WHAT THE TASK ASKS: Locate all lines with the word "нужды" and copy them out.

(Data entries)
================================
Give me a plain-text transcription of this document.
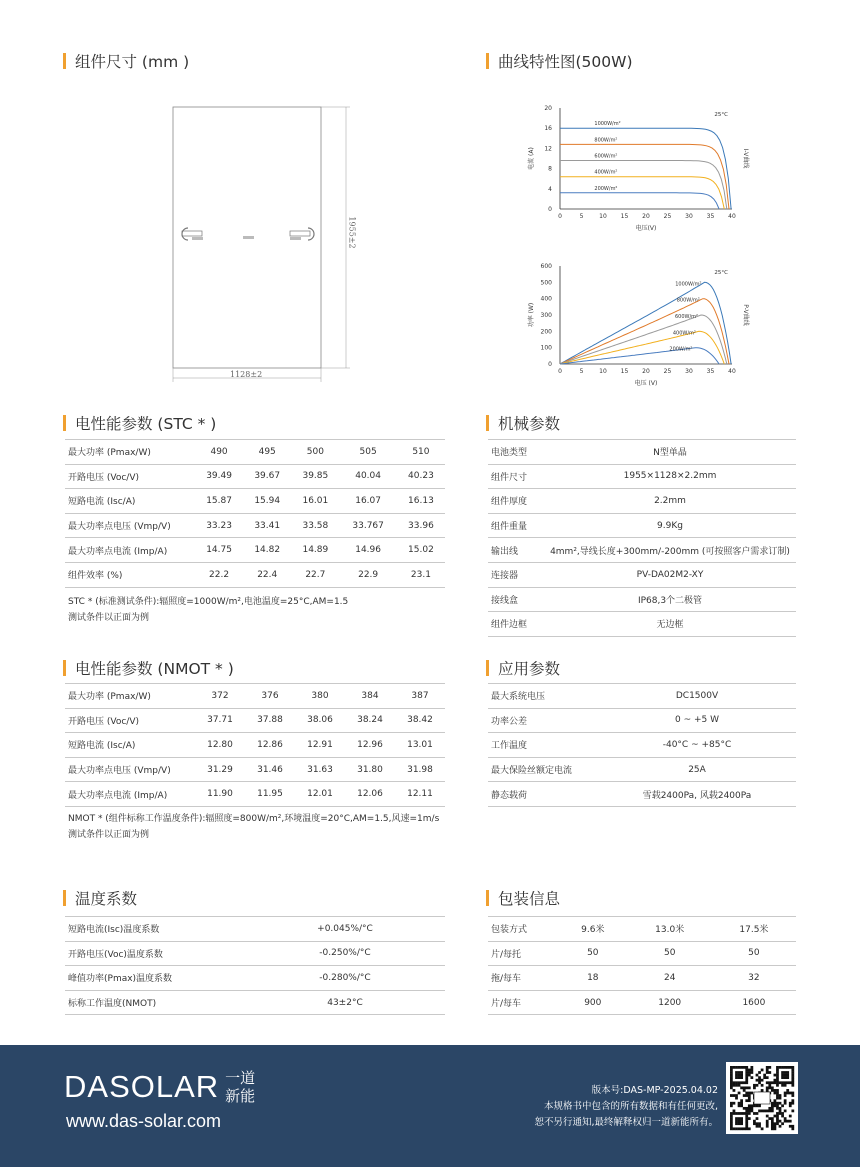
组件尺寸 (mm )	曲线特性图(500W)
电性能参数 (STC * )	机械参数
电性能参数 (NMOT * )	应用参数
温度系数	包装信息
1955±2
1128±2
0	5	10 15 20 25 30 35 40
0
4
8
12
16
20
电压(V)
电流 (A)	I-V曲线
25°C
1000W/m²
800W/m²
600W/m²
400W/m²
200W/m²
0	5	10 15 20 25 30 35 40
0
100
200
300
400
500
600
电压 (V)
功率 (W)	P-V曲线
25°C
1000W/m²
800W/m²
600W/m²
400W/m²
200W/m²
最大功率 (Pmax/W)	490	495	500	505	510
开路电压 (Voc/V)	39.49	39.67	39.85	40.04	40.23
短路电流 (Isc/A)	15.87	15.94	16.01	16.07	16.13
最大功率点电压 (Vmp/V)	33.23	33.41	33.58	33.767	33.96
最大功率点电流 (Imp/A)	14.75	14.82	14.89	14.96	15.02
组件效率 (%)	22.2	22.4	22.7	22.9	23.1
STC * (标准测试条件):辐照度=1000W/m²,电池温度=25°C,AM=1.5
测试条件以正面为例
电池类型	N型单晶
组件尺寸	1955×1128×2.2mm
组件厚度	2.2mm
组件重量	9.9Kg
输出线	4mm²,导线长度+300mm/-200mm (可按照客户需求订制)
连接器	PV-DA02M2-XY
接线盒	IP68,3个二极管
组件边框	无边框
最大功率 (Pmax/W)	372	376	380	384	387
开路电压 (Voc/V)	37.71	37.88	38.06	38.24	38.42
短路电流 (Isc/A)	12.80	12.86	12.91	12.96	13.01
最大功率点电压 (Vmp/V)	31.29	31.46	31.63	31.80	31.98
最大功率点电流 (Imp/A)	11.90	11.95	12.01	12.06	12.11
NMOT * (组件标称工作温度条件):辐照度=800W/m²,环境温度=20°C,AM=1.5,风速=1m/s
测试条件以正面为例
最大系统电压	DC1500V
功率公差	0 ~ +5 W
工作温度	-40°C ~ +85°C
最大保险丝额定电流	25A
静态载荷	雪载2400Pa, 风载2400Pa
短路电流(Isc)温度系数	+0.045%/°C
开路电压(Voc)温度系数	-0.250%/°C
峰值功率(Pmax)温度系数	-0.280%/°C
标称工作温度(NMOT)	43±2°C
包装方式	9.6米	13.0米	17.5米
片/每托	50	50	50
拖/每车	18	24	32
片/每车	900	1200	1600
DASOLAR 一道
新能
www.das-solar.com
版本号:DAS-MP-2025.04.02
本规格书中包含的所有数据和有任何更改,
恕不另行通知,最终解释权归一道新能所有。
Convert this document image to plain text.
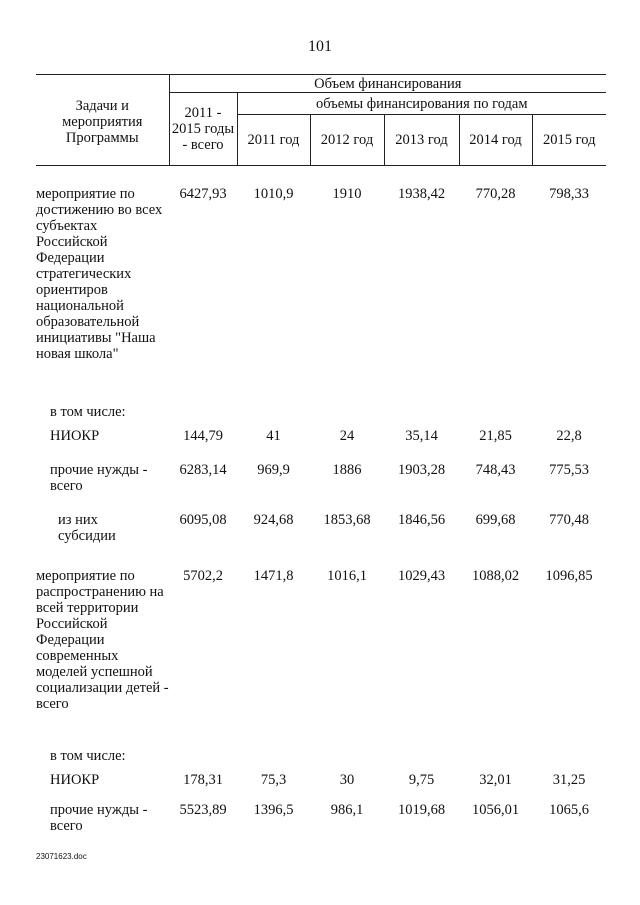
101
Задачи и мероприятия Программы	Объем финансирования					
	2011 - 2015 годы - всего	объемы финансирования по годам				
		2011 год	2012 год	2013 год	2014 год	2015 год
мероприятие по достижению во всех субъектах Российской Федерации стратегических ориентиров национальной образовательной инициативы "Наша новая школа"	6427,93	1010,9	1910	1938,42	770,28	798,33
в том числе:						
НИОКР	144,79	41	24	35,14	21,85	22,8
прочие нужды - всего	6283,14	969,9	1886	1903,28	748,43	775,53
из них субсидии	6095,08	924,68	1853,68	1846,56	699,68	770,48
мероприятие по распространению на всей территории Российской Федерации современных моделей успешной социализации детей - всего	5702,2	1471,8	1016,1	1029,43	1088,02	1096,85
в том числе:						
НИОКР	178,31	75,3	30	9,75	32,01	31,25
прочие нужды - всего	5523,89	1396,5	986,1	1019,68	1056,01	1065,6
23071623.doc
================================
RESPONSE TO THE TASK:
прочие нужды - всего	6283,14	969,9	1886	1903,28	748,43	775,53
прочие нужды - всего	5523,89	1396,5	986,1	1019,68	1056,01	1065,6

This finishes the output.